Directive –
Set down every entry word for word. Omit the pictures.

Exercise input –
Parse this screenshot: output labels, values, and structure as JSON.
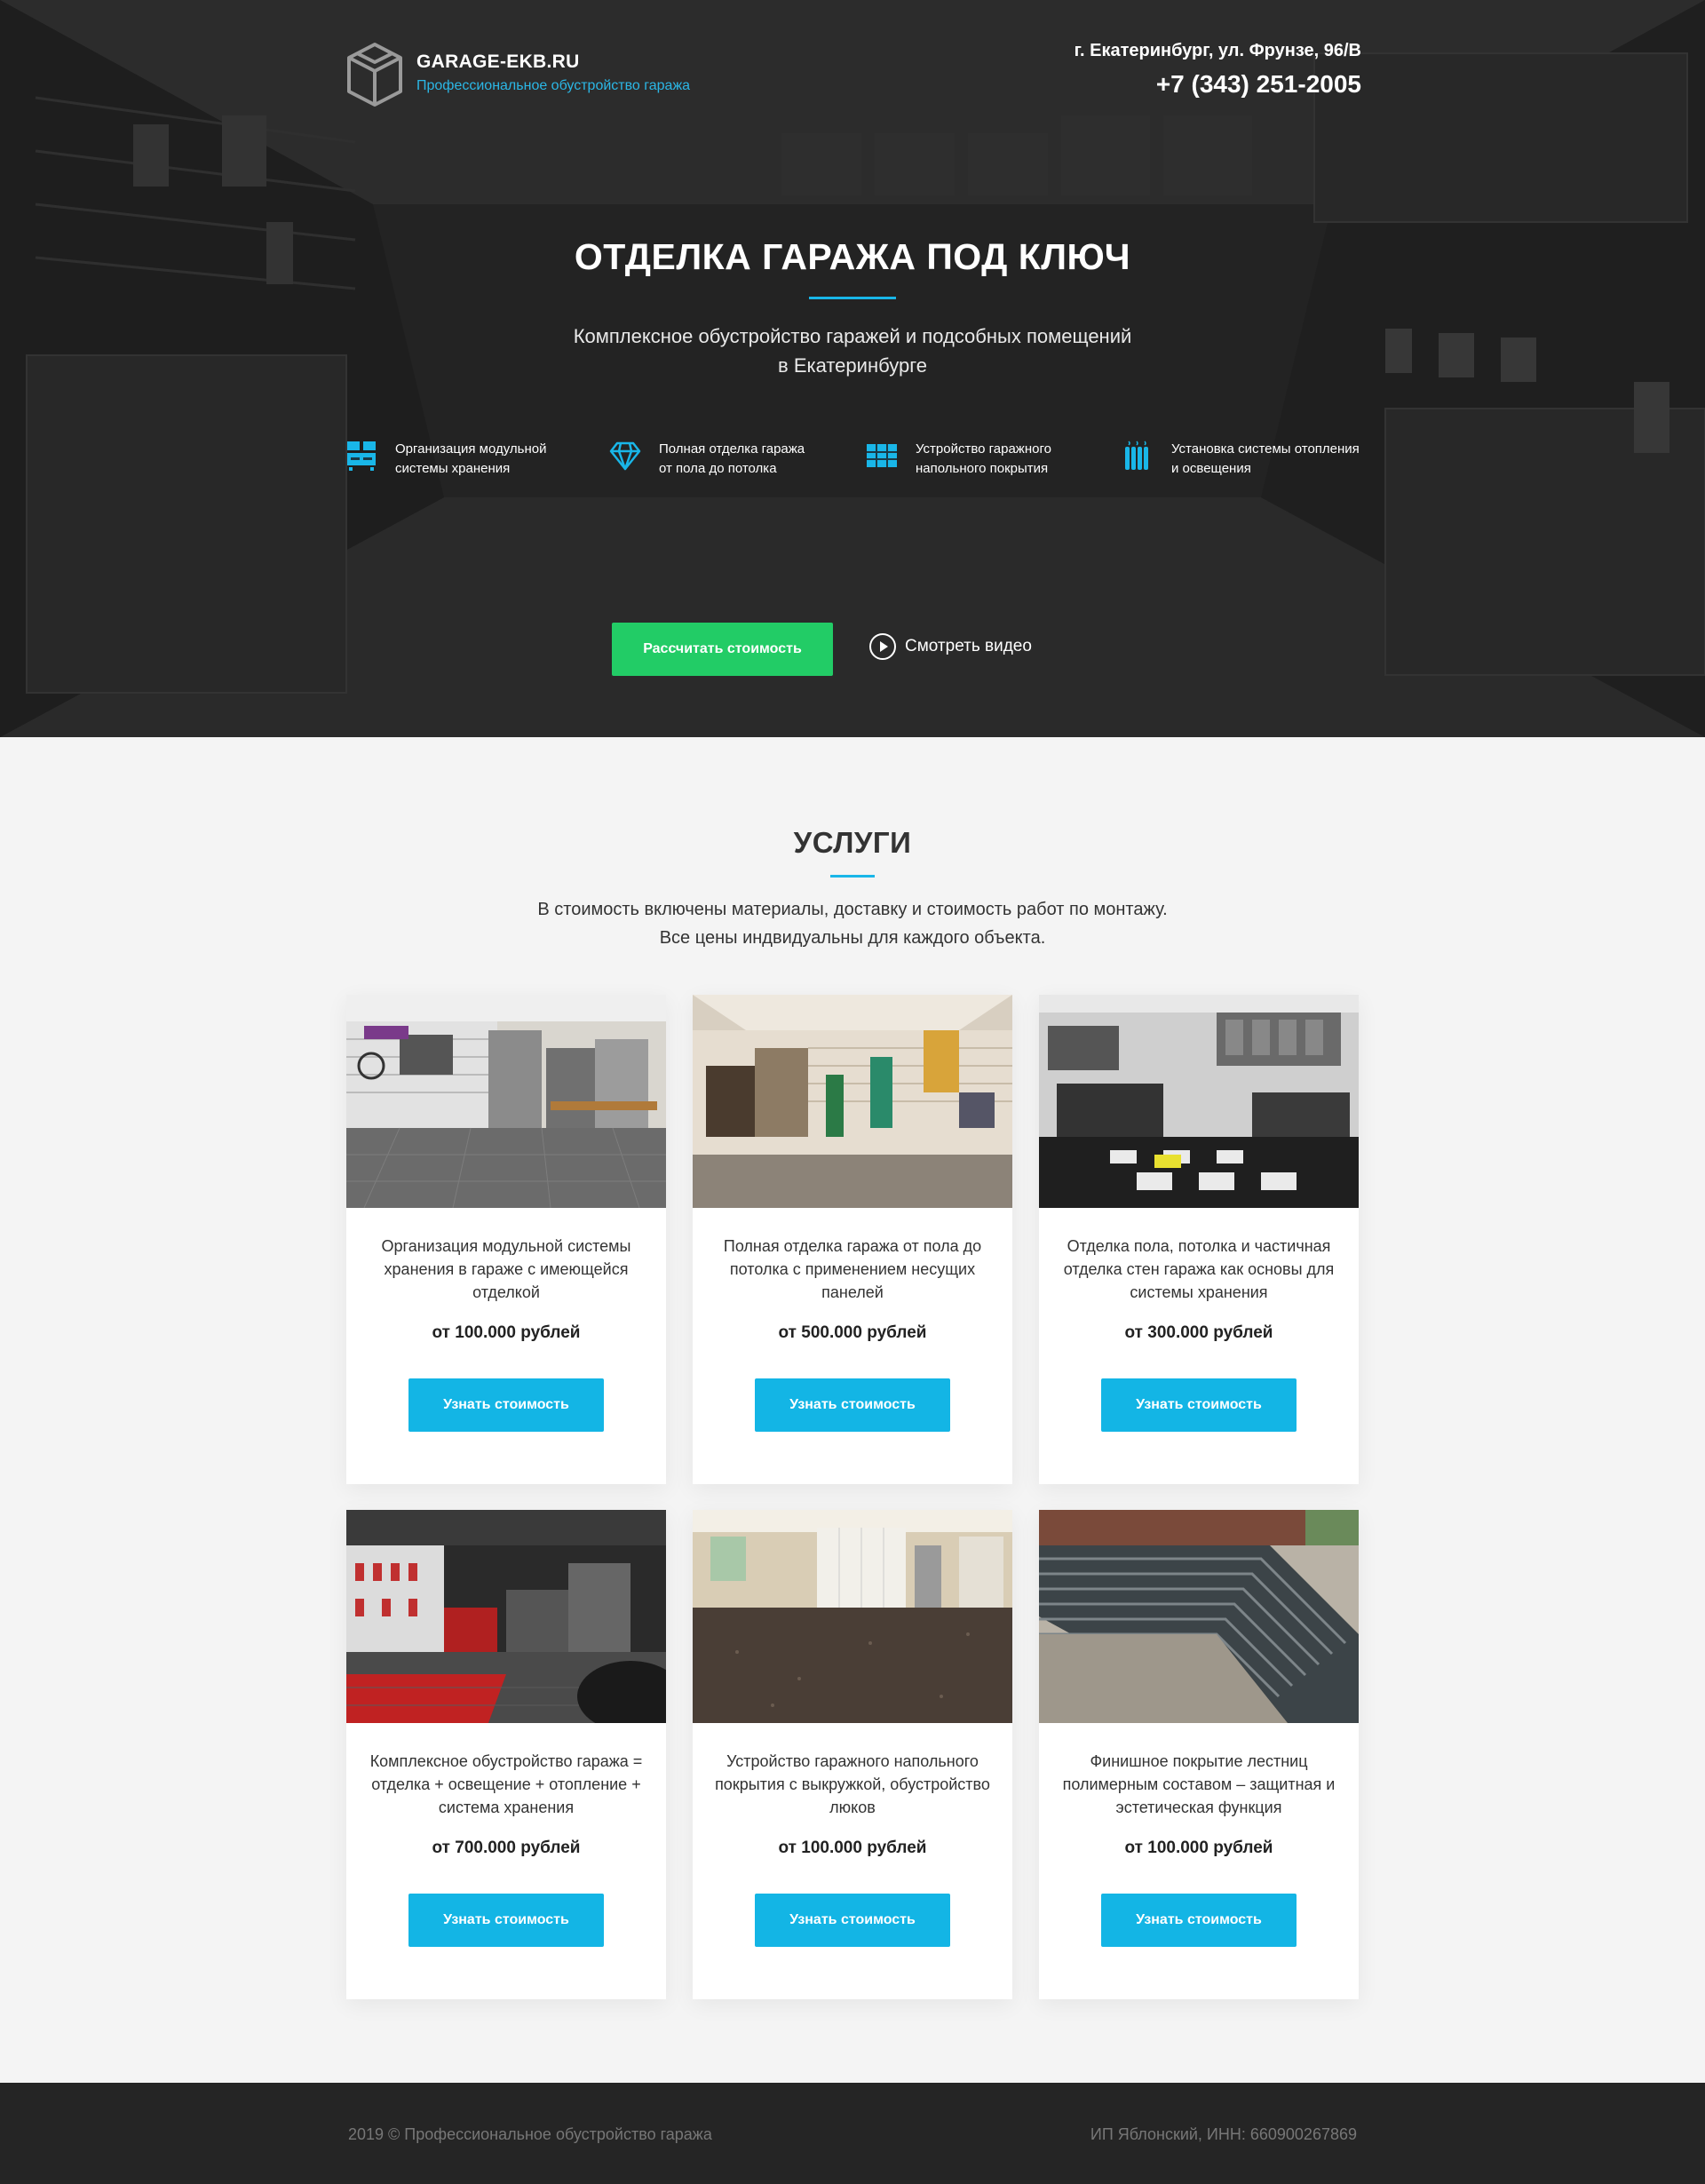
{
  "header": {
    "logo_title": "GARAGE-EKB.RU",
    "logo_subtitle": "Профессиональное обустройство гаража",
    "address": "г. Екатеринбург, ул. Фрунзе, 96/В",
    "phone": "+7 (343) 251-2005"
  },
  "hero": {
    "title": "ОТДЕЛКА ГАРАЖА ПОД КЛЮЧ",
    "subtitle_line1": "Комплексное обустройство гаражей и подсобных помещений",
    "subtitle_line2": "в Екатеринбурге",
    "features": [
      {
        "icon": "storage-icon",
        "text": "Организация модульной\nсистемы хранения"
      },
      {
        "icon": "diamond-icon",
        "text": "Полная отделка гаража\nот пола до потолка"
      },
      {
        "icon": "floor-tiles-icon",
        "text": "Устройство гаражного\nнапольного покрытия"
      },
      {
        "icon": "radiator-icon",
        "text": "Установка системы отопления\nи освещения"
      }
    ],
    "cta_label": "Рассчитать стоимость",
    "video_label": "Смотреть видео"
  },
  "services": {
    "title": "УСЛУГИ",
    "subtitle_line1": "В стоимость включены материалы, доставку и стоимость работ по монтажу.",
    "subtitle_line2": "Все цены индвидуальны для каждого объекта.",
    "cards": [
      {
        "text": "Организация модульной системы хранения в гараже с имеющейся отделкой",
        "price": "от 100.000 рублей",
        "button": "Узнать стоимость"
      },
      {
        "text": "Полная отделка гаража от пола до потолка с применением несущих панелей",
        "price": "от 500.000 рублей",
        "button": "Узнать стоимость"
      },
      {
        "text": "Отделка пола, потолка и частичная отделка стен гаража как основы для системы хранения",
        "price": "от 300.000 рублей",
        "button": "Узнать стоимость"
      },
      {
        "text": "Комплексное обустройство гаража = отделка + освещение + отопление + система хранения",
        "price": "от 700.000 рублей",
        "button": "Узнать стоимость"
      },
      {
        "text": "Устройство гаражного напольного покрытия с выкружкой, обустройство люков",
        "price": "от 100.000 рублей",
        "button": "Узнать стоимость"
      },
      {
        "text": "Финишное покрытие лестниц полимерным составом – защитная и эстетическая функция",
        "price": "от 100.000 рублей",
        "button": "Узнать стоимость"
      }
    ]
  },
  "footer": {
    "copyright": "2019 © Профессиональное обустройство гаража",
    "legal": "ИП Яблонский, ИНН: 660900267869"
  },
  "colors": {
    "accent": "#13b5e5",
    "cta_green": "#22cc66",
    "footer_bg": "#252525"
  }
}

Solution for this exercise –
Parse this screenshot: output labels, values, and structure as JSON.
{
  "header": {
    "logo_title": "GARAGE-EKB.RU",
    "logo_subtitle": "Профессиональное обустройство гаража",
    "address": "г. Екатеринбург, ул. Фрунзе, 96/В",
    "phone": "+7 (343) 251-2005"
  },
  "hero": {
    "title": "ОТДЕЛКА ГАРАЖА ПОД КЛЮЧ",
    "subtitle_line1": "Комплексное обустройство гаражей и подсобных помещений",
    "subtitle_line2": "в Екатеринбурге",
    "features": [
      {
        "icon": "storage-icon",
        "text": "Организация модульной\nсистемы хранения"
      },
      {
        "icon": "diamond-icon",
        "text": "Полная отделка гаража\nот пола до потолка"
      },
      {
        "icon": "floor-tiles-icon",
        "text": "Устройство гаражного\nнапольного покрытия"
      },
      {
        "icon": "radiator-icon",
        "text": "Установка системы отопления\nи освещения"
      }
    ],
    "cta_label": "Рассчитать стоимость",
    "video_label": "Смотреть видео"
  },
  "services": {
    "title": "УСЛУГИ",
    "subtitle_line1": "В стоимость включены материалы, доставку и стоимость работ по монтажу.",
    "subtitle_line2": "Все цены индвидуальны для каждого объекта.",
    "cards": [
      {
        "text": "Организация модульной системы хранения в гараже с имеющейся отделкой",
        "price": "от 100.000 рублей",
        "button": "Узнать стоимость"
      },
      {
        "text": "Полная отделка гаража от пола до потолка с применением несущих панелей",
        "price": "от 500.000 рублей",
        "button": "Узнать стоимость"
      },
      {
        "text": "Отделка пола, потолка и частичная отделка стен гаража как основы для системы хранения",
        "price": "от 300.000 рублей",
        "button": "Узнать стоимость"
      },
      {
        "text": "Комплексное обустройство гаража = отделка + освещение + отопление + система хранения",
        "price": "от 700.000 рублей",
        "button": "Узнать стоимость"
      },
      {
        "text": "Устройство гаражного напольного покрытия с выкружкой, обустройство люков",
        "price": "от 100.000 рублей",
        "button": "Узнать стоимость"
      },
      {
        "text": "Финишное покрытие лестниц полимерным составом – защитная и эстетическая функция",
        "price": "от 100.000 рублей",
        "button": "Узнать стоимость"
      }
    ]
  },
  "footer": {
    "copyright": "2019 © Профессиональное обустройство гаража",
    "legal": "ИП Яблонский, ИНН: 660900267869"
  },
  "colors": {
    "accent": "#13b5e5",
    "cta_green": "#22cc66",
    "footer_bg": "#252525"
  }
}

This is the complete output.